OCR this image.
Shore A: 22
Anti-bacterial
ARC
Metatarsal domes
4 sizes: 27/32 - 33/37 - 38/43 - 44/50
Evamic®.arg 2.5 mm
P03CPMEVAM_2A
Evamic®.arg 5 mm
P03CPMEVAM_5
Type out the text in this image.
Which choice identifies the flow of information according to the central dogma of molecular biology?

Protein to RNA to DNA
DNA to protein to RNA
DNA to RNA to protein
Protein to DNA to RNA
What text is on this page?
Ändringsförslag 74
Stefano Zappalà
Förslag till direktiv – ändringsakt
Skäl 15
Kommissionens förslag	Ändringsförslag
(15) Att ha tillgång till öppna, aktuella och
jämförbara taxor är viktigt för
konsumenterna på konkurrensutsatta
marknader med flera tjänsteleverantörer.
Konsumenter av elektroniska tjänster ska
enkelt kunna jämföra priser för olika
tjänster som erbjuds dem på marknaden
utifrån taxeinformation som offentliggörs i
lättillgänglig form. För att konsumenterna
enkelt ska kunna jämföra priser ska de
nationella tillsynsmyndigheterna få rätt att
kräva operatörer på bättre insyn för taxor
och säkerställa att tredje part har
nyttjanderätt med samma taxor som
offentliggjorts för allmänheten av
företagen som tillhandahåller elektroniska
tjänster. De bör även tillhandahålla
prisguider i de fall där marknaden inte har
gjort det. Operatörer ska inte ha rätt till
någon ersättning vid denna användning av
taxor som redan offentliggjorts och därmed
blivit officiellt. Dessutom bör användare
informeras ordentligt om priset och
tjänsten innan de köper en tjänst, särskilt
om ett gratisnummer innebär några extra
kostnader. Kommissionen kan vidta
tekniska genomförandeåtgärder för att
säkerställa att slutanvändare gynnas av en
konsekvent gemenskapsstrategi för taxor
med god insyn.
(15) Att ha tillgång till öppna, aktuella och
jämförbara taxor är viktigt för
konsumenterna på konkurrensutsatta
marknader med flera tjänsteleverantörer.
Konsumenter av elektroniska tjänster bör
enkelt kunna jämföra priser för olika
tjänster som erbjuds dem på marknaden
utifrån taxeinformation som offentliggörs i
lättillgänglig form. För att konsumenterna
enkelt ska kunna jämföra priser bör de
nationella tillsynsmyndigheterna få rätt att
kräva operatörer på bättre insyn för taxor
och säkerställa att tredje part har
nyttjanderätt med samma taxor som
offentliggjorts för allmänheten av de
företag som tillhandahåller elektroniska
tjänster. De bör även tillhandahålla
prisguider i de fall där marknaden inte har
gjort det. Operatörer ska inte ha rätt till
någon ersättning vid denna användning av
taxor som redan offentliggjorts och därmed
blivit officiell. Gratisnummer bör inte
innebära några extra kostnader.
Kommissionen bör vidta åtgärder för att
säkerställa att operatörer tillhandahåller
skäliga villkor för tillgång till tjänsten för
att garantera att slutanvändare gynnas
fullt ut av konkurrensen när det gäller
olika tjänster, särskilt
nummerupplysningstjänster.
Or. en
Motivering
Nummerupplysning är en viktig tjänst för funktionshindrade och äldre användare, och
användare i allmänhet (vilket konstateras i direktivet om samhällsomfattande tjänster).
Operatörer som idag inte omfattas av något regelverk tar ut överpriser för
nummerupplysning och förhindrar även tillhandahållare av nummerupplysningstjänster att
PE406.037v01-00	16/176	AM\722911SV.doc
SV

TASK GOAL =
Write the complete data out, exactly as above.

ANSWER BELOW =
OCR this image.
Shore A: 22
Anti-bacterial
ARC
Metatarsal domes
4 sizes: 27/32 - 33/37 - 38/43 - 44/50
Evamic®.arg 2.5 mm
P03CPMEVAM_2A
Evamic®.arg 5 mm
P03CPMEVAM_5
Type out the text in this image.
Which choice identifies the flow of information according to the central dogma of molecular biology?

Protein to RNA to DNA
DNA to protein to RNA
DNA to RNA to protein
Protein to DNA to RNA
What text is on this page?
Ändringsförslag 74
Stefano Zappalà
Förslag till direktiv – ändringsakt
Skäl 15
Kommissionens förslag	Ändringsförslag
(15) Att ha tillgång till öppna, aktuella och
jämförbara taxor är viktigt för
konsumenterna på konkurrensutsatta
marknader med flera tjänsteleverantörer.
Konsumenter av elektroniska tjänster ska
enkelt kunna jämföra priser för olika
tjänster som erbjuds dem på marknaden
utifrån taxeinformation som offentliggörs i
lättillgänglig form. För att konsumenterna
enkelt ska kunna jämföra priser ska de
nationella tillsynsmyndigheterna få rätt att
kräva operatörer på bättre insyn för taxor
och säkerställa att tredje part har
nyttjanderätt med samma taxor som
offentliggjorts för allmänheten av
företagen som tillhandahåller elektroniska
tjänster. De bör även tillhandahålla
prisguider i de fall där marknaden inte har
gjort det. Operatörer ska inte ha rätt till
någon ersättning vid denna användning av
taxor som redan offentliggjorts och därmed
blivit officiellt. Dessutom bör användare
informeras ordentligt om priset och
tjänsten innan de köper en tjänst, särskilt
om ett gratisnummer innebär några extra
kostnader. Kommissionen kan vidta
tekniska genomförandeåtgärder för att
säkerställa att slutanvändare gynnas av en
konsekvent gemenskapsstrategi för taxor
med god insyn.
(15) Att ha tillgång till öppna, aktuella och
jämförbara taxor är viktigt för
konsumenterna på konkurrensutsatta
marknader med flera tjänsteleverantörer.
Konsumenter av elektroniska tjänster bör
enkelt kunna jämföra priser för olika
tjänster som erbjuds dem på marknaden
utifrån taxeinformation som offentliggörs i
lättillgänglig form. För att konsumenterna
enkelt ska kunna jämföra priser bör de
nationella tillsynsmyndigheterna få rätt att
kräva operatörer på bättre insyn för taxor
och säkerställa att tredje part har
nyttjanderätt med samma taxor som
offentliggjorts för allmänheten av de
företag som tillhandahåller elektroniska
tjänster. De bör även tillhandahålla
prisguider i de fall där marknaden inte har
gjort det. Operatörer ska inte ha rätt till
någon ersättning vid denna användning av
taxor som redan offentliggjorts och därmed
blivit officiell. Gratisnummer bör inte
innebära några extra kostnader.
Kommissionen bör vidta åtgärder för att
säkerställa att operatörer tillhandahåller
skäliga villkor för tillgång till tjänsten för
att garantera att slutanvändare gynnas
fullt ut av konkurrensen när det gäller
olika tjänster, särskilt
nummerupplysningstjänster.
Or. en
Motivering
Nummerupplysning är en viktig tjänst för funktionshindrade och äldre användare, och
användare i allmänhet (vilket konstateras i direktivet om samhällsomfattande tjänster).
Operatörer som idag inte omfattas av något regelverk tar ut överpriser för
nummerupplysning och förhindrar även tillhandahållare av nummerupplysningstjänster att
PE406.037v01-00	16/176	AM\722911SV.doc
SV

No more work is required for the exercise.